## [STATED EXERCISE 1]
In the commentary on Penny Nance's remarks, write out everything from "Fox News host" down to "led to the Holocaust.".
## [STATED EXERCISE 2]
In the commentary on Penny Nance's remarks, who called for a "Day of Reason"?
## [STATED EXERCISE 3]
Using the commentary on Penny Nance's remarks, explain in one to three sentences why Bernstein says the Nazis were no product of the Enlightenment.

## [SELECTION]
Fox News host Steve Doocy recently invited Christian activist Penny Nance to comment on the so-called “Day of Prayer.” In response to Charlotte Mayor Anthony Foxx’s call for a “Day of Reason,” Nance denigrated reason:
You know, the Age of Enlightenment and Reason gave way to moral relativism. And moral relativism is what led us all the way down the dark path to the Holocaust. . . . Dark periods of history is what we arrive at when we leave God out of the equation.
Nance is not claiming merely that moral relativism and the Holocaust followed the Enlightenment chronologically; she is claiming that the Enlightenment, by elevating human reason over religious faith, led to the Holocaust.
Andrew Bernstein answered just this sort of claim during his debate with Dinesh D’Souza:
[T]he Nazis are overt emotionalists. There’s nobody who could be a better example of rejecting the Enlightenment and a commitment to reason than the National Socialists. How did they [allegedly] know their moral superiority based on racial inheritance? . . . Nazis answered it themselves. “We just feel it in our blood and our bowels.” . . . They were overt emotionalists. They reject reason and logic as a Jewish tool. It’s sensationalism, bodily, visceral sensations and emotions that animate the National Socialists—not reason and the Enlightenment commitment to reason.

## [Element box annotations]
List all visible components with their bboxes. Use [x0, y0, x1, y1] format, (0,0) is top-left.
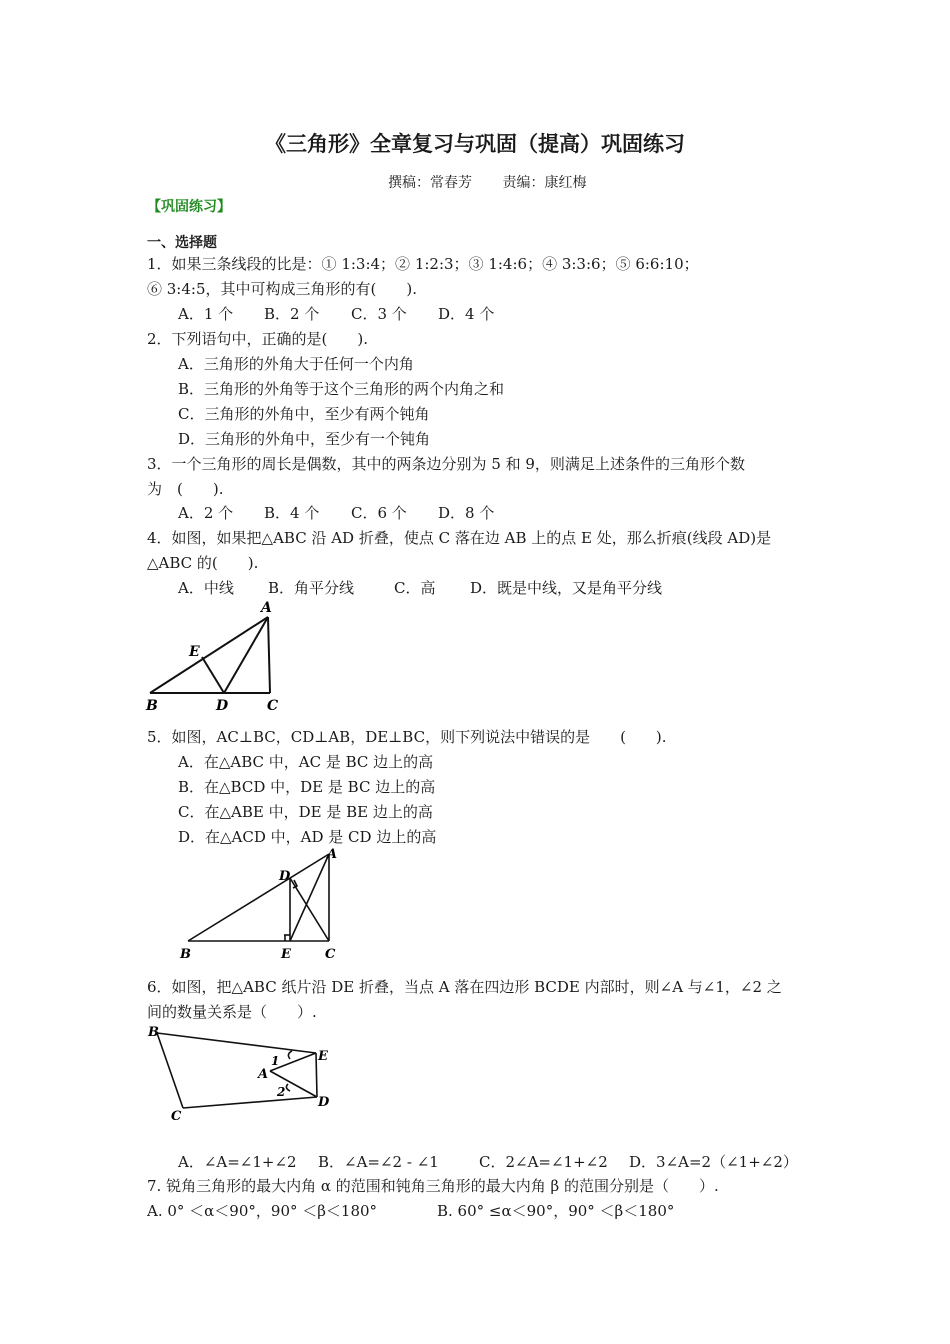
fig5-label-d: D — [279, 869, 291, 884]
option-c: C．3 个 — [351, 305, 407, 323]
fig6-angle-2-arc — [286, 1084, 290, 1091]
q5-option-c: C．在△ABE 中，DE 是 BE 边上的高 — [178, 803, 433, 821]
option-b: B．∠A=∠2 - ∠1 — [318, 1153, 439, 1171]
fig6-label-b: B — [148, 1025, 159, 1040]
fig6-label-1: 1 — [271, 1054, 280, 1068]
q5-option-d: D．在△ACD 中，AD 是 CD 边上的高 — [178, 828, 437, 846]
q6-line1: 6．如图，把△ABC 纸片沿 DE 折叠，当点 A 落在四边形 BCDE 内部时，则∠A 与∠1，∠2 之 — [147, 978, 782, 996]
option-d: D．4 个 — [438, 305, 495, 323]
option-b: B．角平分线 — [268, 579, 355, 597]
q4-line1: 4．如图，如果把△ABC 沿 AD 折叠，使点 C 落在边 AB 上的点 E 处，那么折痕(线段 AD)是 — [147, 529, 772, 547]
q3-line2: 为 ( ). — [147, 480, 224, 498]
fig5-label-c: C — [325, 947, 336, 961]
figure-q5 — [176, 843, 346, 961]
fig4-label-d: D — [216, 698, 229, 714]
fig6-label-c: C — [171, 1109, 182, 1124]
fig6-label-d: D — [318, 1095, 330, 1110]
fig6-side-be — [157, 1033, 316, 1053]
option-a: A. 0° ＜α＜90°，90° ＜β＜180° — [147, 1202, 378, 1220]
option-d: D．8 个 — [438, 504, 495, 522]
option-a: A．中线 — [178, 579, 234, 597]
q2-option-d: D．三角形的外角中，至少有一个钝角 — [178, 430, 431, 448]
fig4-side-ac — [268, 617, 270, 693]
q2-option-b: B．三角形的外角等于这个三角形的两个内角之和 — [178, 380, 505, 398]
q5-option-a: A．在△ABC 中，AC 是 BC 边上的高 — [178, 753, 434, 771]
option-a: A．1 个 — [178, 305, 234, 323]
page-title: 《三角形》全章复习与巩固（提高）巩固练习 — [265, 132, 685, 156]
q7-options — [147, 1201, 674, 1221]
fig6-side-bc — [157, 1033, 183, 1108]
fig6-side-cd — [183, 1097, 317, 1108]
q6-line2: 间的数量关系是（ ）. — [147, 1003, 317, 1021]
fig4-segment-ed — [202, 657, 224, 693]
fig4-side-ba — [150, 617, 268, 693]
option-a: A．2 个 — [178, 504, 234, 522]
q7-line1: 7. 锐角三角形的最大内角 α 的范围和钝角三角形的最大内角 β 的范围分别是（ ）. — [147, 1177, 719, 1195]
fig4-segment-ad — [224, 617, 268, 693]
q5-line1: 5．如图，AC⊥BC，CD⊥AB，DE⊥BC，则下列说法中错误的是 ( ). — [147, 728, 667, 746]
q6-options — [178, 1152, 798, 1172]
fig6-label-e: E — [318, 1049, 328, 1064]
editor: 责编：康红梅 — [502, 175, 587, 191]
fig6-label-2: 2 — [277, 1085, 286, 1099]
option-b: B．4 个 — [264, 504, 320, 522]
section-heading: 一、选择题 — [147, 235, 217, 251]
q1-options — [178, 304, 494, 324]
q2-option-a: A．三角形的外角大于任何一个内角 — [178, 355, 414, 373]
q5-option-b: B．在△BCD 中，DE 是 BC 边上的高 — [178, 778, 436, 796]
figure-q6 — [140, 1020, 340, 1130]
option-a: A．∠A=∠1+∠2 — [178, 1153, 297, 1171]
fig4-label-b: B — [146, 698, 158, 714]
q4-line2: △ABC 的( ). — [147, 554, 259, 572]
option-b: B. 60° ≤α＜90°，90° ＜β＜180° — [437, 1202, 675, 1220]
q1-line1: 1．如果三条线段的比是：① 1:3:4；② 1:2:3；③ 1:4:6；④ 3:3:6；⑤ 6:6:10； — [147, 255, 699, 273]
fig6-angle-1-arc — [288, 1051, 292, 1059]
option-c: C．2∠A=∠1+∠2 — [479, 1153, 608, 1171]
option-c: C．6 个 — [351, 504, 407, 522]
authors — [388, 172, 612, 192]
fig6-segment-ed — [316, 1053, 317, 1097]
q3-line1: 3．一个三角形的周长是偶数，其中的两条边分别为 5 和 9，则满足上述条件的三角形个数 — [147, 455, 745, 473]
section-label: 【巩固练习】 — [147, 199, 231, 215]
q3-options — [178, 503, 494, 523]
q1-line2: ⑥ 3:4:5，其中可构成三角形的有( ). — [147, 280, 417, 298]
writer: 撰稿：常春芳 — [388, 175, 472, 191]
option-d: D．3∠A=2（∠1+∠2） — [629, 1153, 798, 1171]
q2-line1: 2．下列语句中，正确的是( ). — [147, 330, 369, 348]
fig5-label-e: E — [281, 947, 291, 961]
q4-options — [178, 578, 662, 598]
fig4-label-c: C — [267, 698, 279, 714]
fig5-label-a: A — [327, 847, 338, 862]
q2-option-c: C．三角形的外角中，至少有两个钝角 — [178, 405, 430, 423]
fig6-label-a: A — [258, 1067, 269, 1082]
option-c: C．高 — [394, 579, 436, 597]
fig4-label-a: A — [261, 600, 272, 616]
fig4-label-e: E — [189, 644, 200, 660]
figure-q4 — [140, 598, 290, 714]
fig5-side-ba — [188, 854, 329, 941]
option-b: B．2 个 — [264, 305, 320, 323]
fig5-segment-ae — [290, 854, 329, 941]
option-d: D．既是中线，又是角平分线 — [470, 579, 663, 597]
fig5-label-b: B — [180, 947, 191, 961]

## [EXERCISE RESULT 1]
Fox News host Steve Doocy recently invited Christian activist Penny Nance to comment on the so-called “Day of Prayer.” In response to Charlotte Mayor Anthony Foxx’s call for a “Day of Reason,” Nance denigrated reason:
You know, the Age of Enlightenment and Reason gave way to moral relativism. And moral relativism is what led us all the way down the dark path to the Holocaust. . . . Dark periods of history is what we arrive at when we leave God out of the equation.
Nance is not claiming merely that moral relativism and the Holocaust followed the Enlightenment chronologically; she is claiming that the Enlightenment, by elevating human reason over religious faith, led to the Holocaust.

## [EXERCISE RESULT 2]
Charlotte Mayor Anthony Foxx.

## [EXERCISE RESULT 3]
Bernstein calls the Nazis overt emotionalists who rejected reason and logic as a Jewish tool. They claimed to know their racial superiority because they felt it "in our blood and our bowels." Visceral sensations and emotions drove them, not reason or the Enlightenment commitment to it.